begin MATERIAL

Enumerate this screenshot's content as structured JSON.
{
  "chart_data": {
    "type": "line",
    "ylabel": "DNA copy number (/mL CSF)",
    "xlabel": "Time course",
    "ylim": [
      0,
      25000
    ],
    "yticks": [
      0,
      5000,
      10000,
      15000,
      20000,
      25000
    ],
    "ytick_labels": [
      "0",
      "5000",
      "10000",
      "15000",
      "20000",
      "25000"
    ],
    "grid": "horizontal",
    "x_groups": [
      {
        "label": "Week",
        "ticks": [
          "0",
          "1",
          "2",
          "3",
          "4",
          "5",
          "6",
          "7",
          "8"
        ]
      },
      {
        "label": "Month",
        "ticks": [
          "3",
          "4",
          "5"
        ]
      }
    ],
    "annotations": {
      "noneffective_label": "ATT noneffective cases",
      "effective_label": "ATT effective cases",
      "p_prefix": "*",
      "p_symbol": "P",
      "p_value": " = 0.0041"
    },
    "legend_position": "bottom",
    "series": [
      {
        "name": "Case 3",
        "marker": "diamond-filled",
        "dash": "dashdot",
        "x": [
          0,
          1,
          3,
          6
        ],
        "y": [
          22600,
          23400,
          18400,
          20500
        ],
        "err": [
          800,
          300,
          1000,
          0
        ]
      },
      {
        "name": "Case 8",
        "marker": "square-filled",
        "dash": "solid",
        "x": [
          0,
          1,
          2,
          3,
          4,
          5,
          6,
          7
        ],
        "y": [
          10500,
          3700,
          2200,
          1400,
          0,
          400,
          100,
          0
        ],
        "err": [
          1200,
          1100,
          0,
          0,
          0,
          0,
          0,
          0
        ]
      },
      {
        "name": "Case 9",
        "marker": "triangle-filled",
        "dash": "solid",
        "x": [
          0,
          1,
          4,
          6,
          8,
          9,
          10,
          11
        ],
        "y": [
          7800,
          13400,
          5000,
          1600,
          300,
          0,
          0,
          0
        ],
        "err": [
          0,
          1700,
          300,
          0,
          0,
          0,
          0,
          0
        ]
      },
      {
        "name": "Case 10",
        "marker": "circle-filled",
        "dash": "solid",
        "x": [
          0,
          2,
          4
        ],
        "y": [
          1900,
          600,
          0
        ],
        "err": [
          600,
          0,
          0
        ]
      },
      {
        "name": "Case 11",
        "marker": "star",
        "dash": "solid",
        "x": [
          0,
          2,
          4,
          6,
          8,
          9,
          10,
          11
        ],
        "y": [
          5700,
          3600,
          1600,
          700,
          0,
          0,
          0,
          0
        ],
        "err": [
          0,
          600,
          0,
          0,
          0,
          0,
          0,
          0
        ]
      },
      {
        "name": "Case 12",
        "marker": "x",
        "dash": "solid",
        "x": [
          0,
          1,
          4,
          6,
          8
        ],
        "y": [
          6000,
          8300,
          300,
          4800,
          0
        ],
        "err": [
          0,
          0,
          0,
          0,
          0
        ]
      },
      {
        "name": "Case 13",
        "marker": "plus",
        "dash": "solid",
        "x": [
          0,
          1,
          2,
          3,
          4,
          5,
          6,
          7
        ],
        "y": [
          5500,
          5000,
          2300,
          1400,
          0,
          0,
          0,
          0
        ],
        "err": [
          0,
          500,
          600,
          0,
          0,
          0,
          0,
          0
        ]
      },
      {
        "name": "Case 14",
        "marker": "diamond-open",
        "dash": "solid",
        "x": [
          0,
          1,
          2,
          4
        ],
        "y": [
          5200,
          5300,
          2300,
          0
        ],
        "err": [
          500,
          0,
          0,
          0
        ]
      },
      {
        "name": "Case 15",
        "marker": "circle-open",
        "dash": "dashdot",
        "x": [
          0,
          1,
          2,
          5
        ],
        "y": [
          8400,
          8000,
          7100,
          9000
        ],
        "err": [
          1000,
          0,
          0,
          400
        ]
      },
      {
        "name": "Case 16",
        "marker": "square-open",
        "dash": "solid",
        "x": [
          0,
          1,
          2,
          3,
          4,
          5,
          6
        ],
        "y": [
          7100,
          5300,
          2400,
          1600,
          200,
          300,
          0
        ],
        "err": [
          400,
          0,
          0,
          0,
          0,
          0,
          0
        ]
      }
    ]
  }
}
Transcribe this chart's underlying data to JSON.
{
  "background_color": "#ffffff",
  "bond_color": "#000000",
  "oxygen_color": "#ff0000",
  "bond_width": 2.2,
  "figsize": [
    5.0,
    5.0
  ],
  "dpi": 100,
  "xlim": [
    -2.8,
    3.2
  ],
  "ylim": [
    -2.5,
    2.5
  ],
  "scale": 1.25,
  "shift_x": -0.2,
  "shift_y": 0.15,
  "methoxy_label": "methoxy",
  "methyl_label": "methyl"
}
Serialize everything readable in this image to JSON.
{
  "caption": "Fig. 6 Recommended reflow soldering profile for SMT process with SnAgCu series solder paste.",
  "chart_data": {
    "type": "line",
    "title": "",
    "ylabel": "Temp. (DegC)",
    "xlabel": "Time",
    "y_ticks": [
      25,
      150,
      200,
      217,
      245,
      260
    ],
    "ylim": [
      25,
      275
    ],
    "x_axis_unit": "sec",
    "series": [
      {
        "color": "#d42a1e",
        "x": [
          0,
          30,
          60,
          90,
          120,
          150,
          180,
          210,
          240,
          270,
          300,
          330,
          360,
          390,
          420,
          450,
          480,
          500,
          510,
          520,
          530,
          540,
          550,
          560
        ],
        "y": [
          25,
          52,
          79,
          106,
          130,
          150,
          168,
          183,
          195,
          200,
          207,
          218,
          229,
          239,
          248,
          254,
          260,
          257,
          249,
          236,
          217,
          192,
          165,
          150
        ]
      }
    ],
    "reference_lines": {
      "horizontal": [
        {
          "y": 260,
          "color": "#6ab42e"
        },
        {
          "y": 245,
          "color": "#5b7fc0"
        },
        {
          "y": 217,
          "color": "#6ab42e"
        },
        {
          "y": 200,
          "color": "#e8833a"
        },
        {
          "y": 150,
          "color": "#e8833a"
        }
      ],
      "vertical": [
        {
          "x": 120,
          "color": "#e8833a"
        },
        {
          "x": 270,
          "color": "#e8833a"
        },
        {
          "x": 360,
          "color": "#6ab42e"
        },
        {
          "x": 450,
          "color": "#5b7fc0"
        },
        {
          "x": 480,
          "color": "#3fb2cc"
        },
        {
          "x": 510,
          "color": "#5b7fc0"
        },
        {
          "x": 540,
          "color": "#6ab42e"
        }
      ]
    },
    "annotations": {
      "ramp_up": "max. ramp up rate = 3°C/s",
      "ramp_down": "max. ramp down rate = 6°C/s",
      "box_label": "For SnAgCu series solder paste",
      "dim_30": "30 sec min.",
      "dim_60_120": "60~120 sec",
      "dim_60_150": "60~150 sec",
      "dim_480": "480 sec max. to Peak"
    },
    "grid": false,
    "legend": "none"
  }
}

end MATERIAL

■ **DIRECTIONS FOR THIS TASK**
Return the whole listing exactly, with every line included.

■ **THE SOLUTION**
Enumerate this screenshot's content as structured JSON.
{
  "chart_data": {
    "type": "line",
    "ylabel": "DNA copy number (/mL CSF)",
    "xlabel": "Time course",
    "ylim": [
      0,
      25000
    ],
    "yticks": [
      0,
      5000,
      10000,
      15000,
      20000,
      25000
    ],
    "ytick_labels": [
      "0",
      "5000",
      "10000",
      "15000",
      "20000",
      "25000"
    ],
    "grid": "horizontal",
    "x_groups": [
      {
        "label": "Week",
        "ticks": [
          "0",
          "1",
          "2",
          "3",
          "4",
          "5",
          "6",
          "7",
          "8"
        ]
      },
      {
        "label": "Month",
        "ticks": [
          "3",
          "4",
          "5"
        ]
      }
    ],
    "annotations": {
      "noneffective_label": "ATT noneffective cases",
      "effective_label": "ATT effective cases",
      "p_prefix": "*",
      "p_symbol": "P",
      "p_value": " = 0.0041"
    },
    "legend_position": "bottom",
    "series": [
      {
        "name": "Case 3",
        "marker": "diamond-filled",
        "dash": "dashdot",
        "x": [
          0,
          1,
          3,
          6
        ],
        "y": [
          22600,
          23400,
          18400,
          20500
        ],
        "err": [
          800,
          300,
          1000,
          0
        ]
      },
      {
        "name": "Case 8",
        "marker": "square-filled",
        "dash": "solid",
        "x": [
          0,
          1,
          2,
          3,
          4,
          5,
          6,
          7
        ],
        "y": [
          10500,
          3700,
          2200,
          1400,
          0,
          400,
          100,
          0
        ],
        "err": [
          1200,
          1100,
          0,
          0,
          0,
          0,
          0,
          0
        ]
      },
      {
        "name": "Case 9",
        "marker": "triangle-filled",
        "dash": "solid",
        "x": [
          0,
          1,
          4,
          6,
          8,
          9,
          10,
          11
        ],
        "y": [
          7800,
          13400,
          5000,
          1600,
          300,
          0,
          0,
          0
        ],
        "err": [
          0,
          1700,
          300,
          0,
          0,
          0,
          0,
          0
        ]
      },
      {
        "name": "Case 10",
        "marker": "circle-filled",
        "dash": "solid",
        "x": [
          0,
          2,
          4
        ],
        "y": [
          1900,
          600,
          0
        ],
        "err": [
          600,
          0,
          0
        ]
      },
      {
        "name": "Case 11",
        "marker": "star",
        "dash": "solid",
        "x": [
          0,
          2,
          4,
          6,
          8,
          9,
          10,
          11
        ],
        "y": [
          5700,
          3600,
          1600,
          700,
          0,
          0,
          0,
          0
        ],
        "err": [
          0,
          600,
          0,
          0,
          0,
          0,
          0,
          0
        ]
      },
      {
        "name": "Case 12",
        "marker": "x",
        "dash": "solid",
        "x": [
          0,
          1,
          4,
          6,
          8
        ],
        "y": [
          6000,
          8300,
          300,
          4800,
          0
        ],
        "err": [
          0,
          0,
          0,
          0,
          0
        ]
      },
      {
        "name": "Case 13",
        "marker": "plus",
        "dash": "solid",
        "x": [
          0,
          1,
          2,
          3,
          4,
          5,
          6,
          7
        ],
        "y": [
          5500,
          5000,
          2300,
          1400,
          0,
          0,
          0,
          0
        ],
        "err": [
          0,
          500,
          600,
          0,
          0,
          0,
          0,
          0
        ]
      },
      {
        "name": "Case 14",
        "marker": "diamond-open",
        "dash": "solid",
        "x": [
          0,
          1,
          2,
          4
        ],
        "y": [
          5200,
          5300,
          2300,
          0
        ],
        "err": [
          500,
          0,
          0,
          0
        ]
      },
      {
        "name": "Case 15",
        "marker": "circle-open",
        "dash": "dashdot",
        "x": [
          0,
          1,
          2,
          5
        ],
        "y": [
          8400,
          8000,
          7100,
          9000
        ],
        "err": [
          1000,
          0,
          0,
          400
        ]
      },
      {
        "name": "Case 16",
        "marker": "square-open",
        "dash": "solid",
        "x": [
          0,
          1,
          2,
          3,
          4,
          5,
          6
        ],
        "y": [
          7100,
          5300,
          2400,
          1600,
          200,
          300,
          0
        ],
        "err": [
          400,
          0,
          0,
          0,
          0,
          0,
          0
        ]
      }
    ]
  }
}
Transcribe this chart's underlying data to JSON.
{
  "background_color": "#ffffff",
  "bond_color": "#000000",
  "oxygen_color": "#ff0000",
  "bond_width": 2.2,
  "figsize": [
    5.0,
    5.0
  ],
  "dpi": 100,
  "xlim": [
    -2.8,
    3.2
  ],
  "ylim": [
    -2.5,
    2.5
  ],
  "scale": 1.25,
  "shift_x": -0.2,
  "shift_y": 0.15,
  "methoxy_label": "methoxy",
  "methyl_label": "methyl"
}
Serialize everything readable in this image to JSON.
{
  "caption": "Fig. 6 Recommended reflow soldering profile for SMT process with SnAgCu series solder paste.",
  "chart_data": {
    "type": "line",
    "title": "",
    "ylabel": "Temp. (DegC)",
    "xlabel": "Time",
    "y_ticks": [
      25,
      150,
      200,
      217,
      245,
      260
    ],
    "ylim": [
      25,
      275
    ],
    "x_axis_unit": "sec",
    "series": [
      {
        "color": "#d42a1e",
        "x": [
          0,
          30,
          60,
          90,
          120,
          150,
          180,
          210,
          240,
          270,
          300,
          330,
          360,
          390,
          420,
          450,
          480,
          500,
          510,
          520,
          530,
          540,
          550,
          560
        ],
        "y": [
          25,
          52,
          79,
          106,
          130,
          150,
          168,
          183,
          195,
          200,
          207,
          218,
          229,
          239,
          248,
          254,
          260,
          257,
          249,
          236,
          217,
          192,
          165,
          150
        ]
      }
    ],
    "reference_lines": {
      "horizontal": [
        {
          "y": 260,
          "color": "#6ab42e"
        },
        {
          "y": 245,
          "color": "#5b7fc0"
        },
        {
          "y": 217,
          "color": "#6ab42e"
        },
        {
          "y": 200,
          "color": "#e8833a"
        },
        {
          "y": 150,
          "color": "#e8833a"
        }
      ],
      "vertical": [
        {
          "x": 120,
          "color": "#e8833a"
        },
        {
          "x": 270,
          "color": "#e8833a"
        },
        {
          "x": 360,
          "color": "#6ab42e"
        },
        {
          "x": 450,
          "color": "#5b7fc0"
        },
        {
          "x": 480,
          "color": "#3fb2cc"
        },
        {
          "x": 510,
          "color": "#5b7fc0"
        },
        {
          "x": 540,
          "color": "#6ab42e"
        }
      ]
    },
    "annotations": {
      "ramp_up": "max. ramp up rate = 3°C/s",
      "ramp_down": "max. ramp down rate = 6°C/s",
      "box_label": "For SnAgCu series solder paste",
      "dim_30": "30 sec min.",
      "dim_60_120": "60~120 sec",
      "dim_60_150": "60~150 sec",
      "dim_480": "480 sec max. to Peak"
    },
    "grid": false,
    "legend": "none"
  }
}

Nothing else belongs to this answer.